## Do this
For each line in the data below that holds "zoom", return a copy.

## Entries shown
## BEGIN

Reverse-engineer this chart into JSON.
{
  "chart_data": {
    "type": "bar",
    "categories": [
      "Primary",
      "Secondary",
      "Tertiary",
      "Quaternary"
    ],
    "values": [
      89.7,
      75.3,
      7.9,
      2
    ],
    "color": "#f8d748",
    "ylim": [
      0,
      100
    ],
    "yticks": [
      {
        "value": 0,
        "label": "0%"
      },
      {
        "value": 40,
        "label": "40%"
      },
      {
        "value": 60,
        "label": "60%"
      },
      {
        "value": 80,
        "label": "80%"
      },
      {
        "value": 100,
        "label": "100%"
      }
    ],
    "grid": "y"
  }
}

## END
## BEGIN

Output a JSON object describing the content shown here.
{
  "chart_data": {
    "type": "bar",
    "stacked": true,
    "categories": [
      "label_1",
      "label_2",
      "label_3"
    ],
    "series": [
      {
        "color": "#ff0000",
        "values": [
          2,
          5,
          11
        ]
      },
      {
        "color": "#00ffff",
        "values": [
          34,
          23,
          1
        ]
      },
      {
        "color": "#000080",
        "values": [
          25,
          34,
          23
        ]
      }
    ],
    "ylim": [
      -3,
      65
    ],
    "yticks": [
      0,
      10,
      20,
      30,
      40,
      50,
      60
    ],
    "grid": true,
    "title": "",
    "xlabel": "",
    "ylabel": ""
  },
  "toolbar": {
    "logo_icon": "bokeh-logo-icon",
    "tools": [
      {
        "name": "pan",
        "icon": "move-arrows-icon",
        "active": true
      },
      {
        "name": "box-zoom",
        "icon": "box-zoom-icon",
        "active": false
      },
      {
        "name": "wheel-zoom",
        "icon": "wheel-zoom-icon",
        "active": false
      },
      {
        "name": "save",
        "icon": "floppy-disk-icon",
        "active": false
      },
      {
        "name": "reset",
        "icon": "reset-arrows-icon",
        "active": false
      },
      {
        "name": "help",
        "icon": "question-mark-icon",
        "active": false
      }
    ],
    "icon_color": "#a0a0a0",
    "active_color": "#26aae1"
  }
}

## END
## BEGIN

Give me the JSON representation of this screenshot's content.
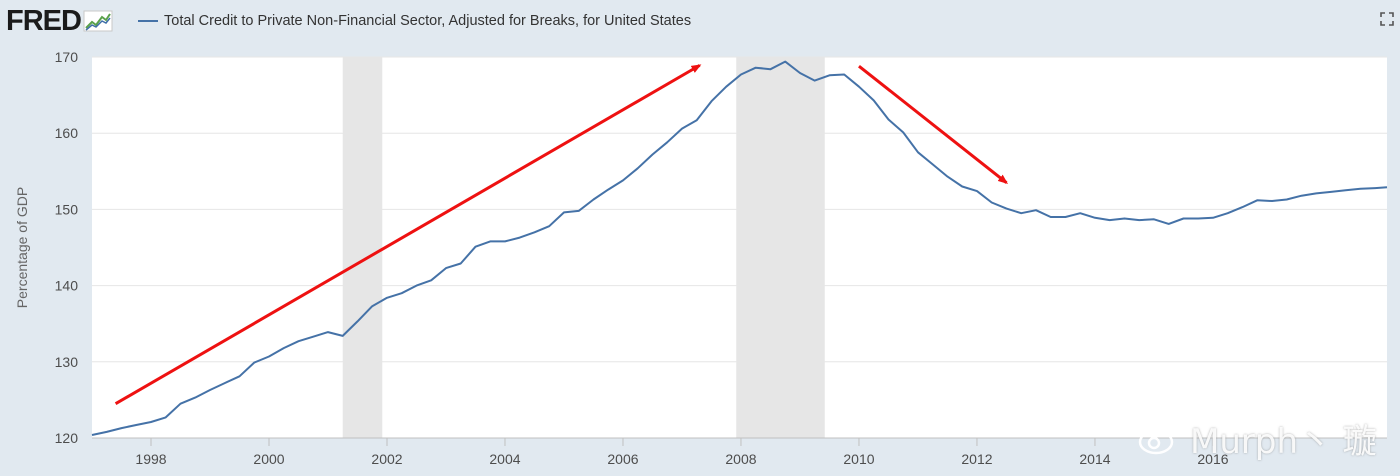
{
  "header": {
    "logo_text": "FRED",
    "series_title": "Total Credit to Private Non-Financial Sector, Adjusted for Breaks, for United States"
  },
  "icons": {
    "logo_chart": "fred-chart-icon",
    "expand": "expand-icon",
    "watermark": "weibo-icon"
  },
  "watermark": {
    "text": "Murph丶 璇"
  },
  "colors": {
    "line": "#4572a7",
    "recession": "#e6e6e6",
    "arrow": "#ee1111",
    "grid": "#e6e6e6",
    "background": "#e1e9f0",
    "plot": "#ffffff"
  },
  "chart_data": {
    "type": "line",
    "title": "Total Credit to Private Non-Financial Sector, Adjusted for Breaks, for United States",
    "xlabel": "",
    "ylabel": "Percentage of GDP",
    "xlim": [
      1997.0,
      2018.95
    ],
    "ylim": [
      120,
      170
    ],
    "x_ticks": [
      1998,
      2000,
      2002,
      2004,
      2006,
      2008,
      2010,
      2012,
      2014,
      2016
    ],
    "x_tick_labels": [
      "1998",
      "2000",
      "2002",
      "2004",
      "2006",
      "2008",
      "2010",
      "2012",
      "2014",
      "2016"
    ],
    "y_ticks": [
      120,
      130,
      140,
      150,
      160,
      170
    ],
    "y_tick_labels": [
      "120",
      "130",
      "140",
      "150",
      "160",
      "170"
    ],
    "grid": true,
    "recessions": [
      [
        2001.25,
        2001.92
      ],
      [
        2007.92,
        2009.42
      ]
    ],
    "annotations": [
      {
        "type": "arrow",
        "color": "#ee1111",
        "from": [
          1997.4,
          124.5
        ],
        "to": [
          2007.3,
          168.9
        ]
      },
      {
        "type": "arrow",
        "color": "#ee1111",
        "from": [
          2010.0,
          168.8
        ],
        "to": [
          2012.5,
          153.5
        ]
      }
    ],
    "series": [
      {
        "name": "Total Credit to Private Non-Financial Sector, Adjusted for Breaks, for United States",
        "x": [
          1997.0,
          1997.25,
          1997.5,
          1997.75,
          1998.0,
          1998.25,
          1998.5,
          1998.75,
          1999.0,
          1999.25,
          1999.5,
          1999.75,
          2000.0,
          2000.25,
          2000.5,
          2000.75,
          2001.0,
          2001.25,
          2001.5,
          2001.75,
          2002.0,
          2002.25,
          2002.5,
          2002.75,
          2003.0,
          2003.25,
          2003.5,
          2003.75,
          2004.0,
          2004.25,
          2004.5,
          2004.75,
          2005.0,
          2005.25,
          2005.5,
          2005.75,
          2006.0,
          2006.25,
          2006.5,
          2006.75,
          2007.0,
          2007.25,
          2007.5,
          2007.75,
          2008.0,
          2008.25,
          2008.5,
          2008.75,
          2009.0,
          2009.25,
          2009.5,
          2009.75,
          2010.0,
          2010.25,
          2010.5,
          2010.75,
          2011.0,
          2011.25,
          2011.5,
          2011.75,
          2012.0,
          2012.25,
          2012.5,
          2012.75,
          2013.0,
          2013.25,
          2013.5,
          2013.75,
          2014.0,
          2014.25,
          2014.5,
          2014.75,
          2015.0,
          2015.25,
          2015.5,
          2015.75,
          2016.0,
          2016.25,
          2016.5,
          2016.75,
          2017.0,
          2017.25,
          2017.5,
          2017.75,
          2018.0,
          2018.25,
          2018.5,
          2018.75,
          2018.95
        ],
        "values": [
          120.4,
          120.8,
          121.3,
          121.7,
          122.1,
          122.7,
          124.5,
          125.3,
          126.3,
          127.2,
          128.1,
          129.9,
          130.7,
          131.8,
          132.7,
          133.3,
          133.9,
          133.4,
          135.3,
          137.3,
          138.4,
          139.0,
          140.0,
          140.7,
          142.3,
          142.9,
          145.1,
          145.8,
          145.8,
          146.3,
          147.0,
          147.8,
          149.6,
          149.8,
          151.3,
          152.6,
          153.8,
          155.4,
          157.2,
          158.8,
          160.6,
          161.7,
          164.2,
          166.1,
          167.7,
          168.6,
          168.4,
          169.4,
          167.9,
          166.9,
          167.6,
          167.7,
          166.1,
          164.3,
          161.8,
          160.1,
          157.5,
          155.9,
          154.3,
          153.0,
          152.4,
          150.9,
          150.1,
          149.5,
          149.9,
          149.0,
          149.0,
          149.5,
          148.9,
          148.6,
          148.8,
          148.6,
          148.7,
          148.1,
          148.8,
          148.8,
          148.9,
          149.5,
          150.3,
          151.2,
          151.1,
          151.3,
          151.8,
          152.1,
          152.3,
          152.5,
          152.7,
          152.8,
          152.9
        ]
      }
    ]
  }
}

## END

## Answer
        "name": "box-zoom",
        "icon": "box-zoom-icon",
        "name": "wheel-zoom",
        "icon": "wheel-zoom-icon",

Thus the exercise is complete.